### WHAT YOU HAVE TO DO
What follows is a set of entries. Repeat them exactly, but not their pictures.

● ● ● ● ●

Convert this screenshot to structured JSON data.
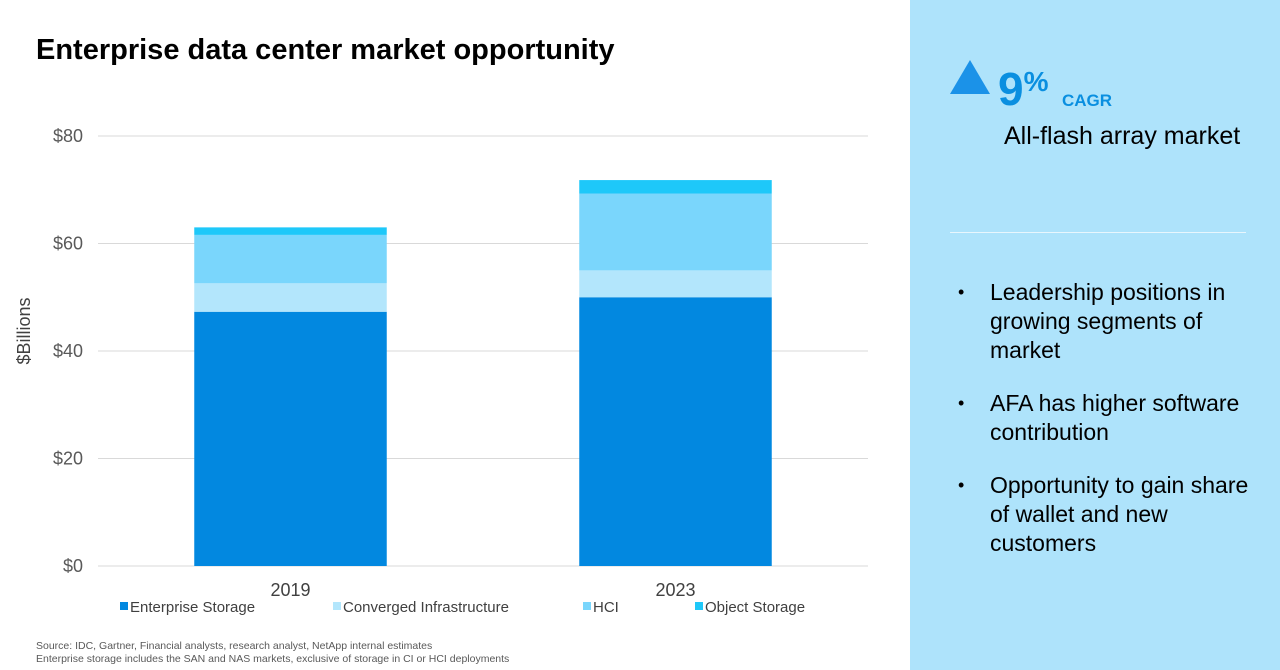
{
  "slide": {
    "title": "Enterprise data center market opportunity",
    "source_lines": [
      "Source: IDC, Gartner, Financial analysts, research analyst, NetApp internal estimates",
      "Enterprise storage includes the SAN and NAS markets, exclusive of storage in CI or HCI deployments"
    ]
  },
  "chart_data": {
    "type": "bar",
    "stacked": true,
    "categories": [
      "2019",
      "2023"
    ],
    "series": [
      {
        "name": "Enterprise Storage",
        "color": "#0288e0",
        "values": [
          47.3,
          50.0
        ]
      },
      {
        "name": "Converged Infrastructure",
        "color": "#b3e6fc",
        "values": [
          5.3,
          5.0
        ]
      },
      {
        "name": "HCI",
        "color": "#7ad6fc",
        "values": [
          9.0,
          14.3
        ]
      },
      {
        "name": "Object Storage",
        "color": "#1ec8f9",
        "values": [
          1.4,
          2.5
        ]
      }
    ],
    "ylabel": "$Billions",
    "ylim": [
      0,
      80
    ],
    "yticks": [
      0,
      20,
      40,
      60,
      80
    ],
    "ytick_labels": [
      "$0",
      "$20",
      "$40",
      "$60",
      "$80"
    ],
    "grid": true,
    "legend": "bottom"
  },
  "panel": {
    "kpi_value": "9",
    "kpi_pct": "%",
    "kpi_unit": "CAGR",
    "kpi_desc": "All-flash array market",
    "bullets": [
      "Leadership positions in growing segments of market",
      "AFA has higher software contribution",
      "Opportunity to gain share of wallet and new customers"
    ],
    "background": "#aee3fb",
    "accent": "#0a8fe0"
  }
}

● ● ● ● ●

### FULL RESPONSE
Convert this screenshot to structured JSON data.
{
  "slide": {
    "title": "Enterprise data center market opportunity",
    "source_lines": [
      "Source: IDC, Gartner, Financial analysts, research analyst, NetApp internal estimates",
      "Enterprise storage includes the SAN and NAS markets, exclusive of storage in CI or HCI deployments"
    ]
  },
  "chart_data": {
    "type": "bar",
    "stacked": true,
    "categories": [
      "2019",
      "2023"
    ],
    "series": [
      {
        "name": "Enterprise Storage",
        "color": "#0288e0",
        "values": [
          47.3,
          50.0
        ]
      },
      {
        "name": "Converged Infrastructure",
        "color": "#b3e6fc",
        "values": [
          5.3,
          5.0
        ]
      },
      {
        "name": "HCI",
        "color": "#7ad6fc",
        "values": [
          9.0,
          14.3
        ]
      },
      {
        "name": "Object Storage",
        "color": "#1ec8f9",
        "values": [
          1.4,
          2.5
        ]
      }
    ],
    "ylabel": "$Billions",
    "ylim": [
      0,
      80
    ],
    "yticks": [
      0,
      20,
      40,
      60,
      80
    ],
    "ytick_labels": [
      "$0",
      "$20",
      "$40",
      "$60",
      "$80"
    ],
    "grid": true,
    "legend": "bottom"
  },
  "panel": {
    "kpi_value": "9",
    "kpi_pct": "%",
    "kpi_unit": "CAGR",
    "kpi_desc": "All-flash array market",
    "bullets": [
      "Leadership positions in growing segments of market",
      "AFA has higher software contribution",
      "Opportunity to gain share of wallet and new customers"
    ],
    "background": "#aee3fb",
    "accent": "#0a8fe0"
  }
}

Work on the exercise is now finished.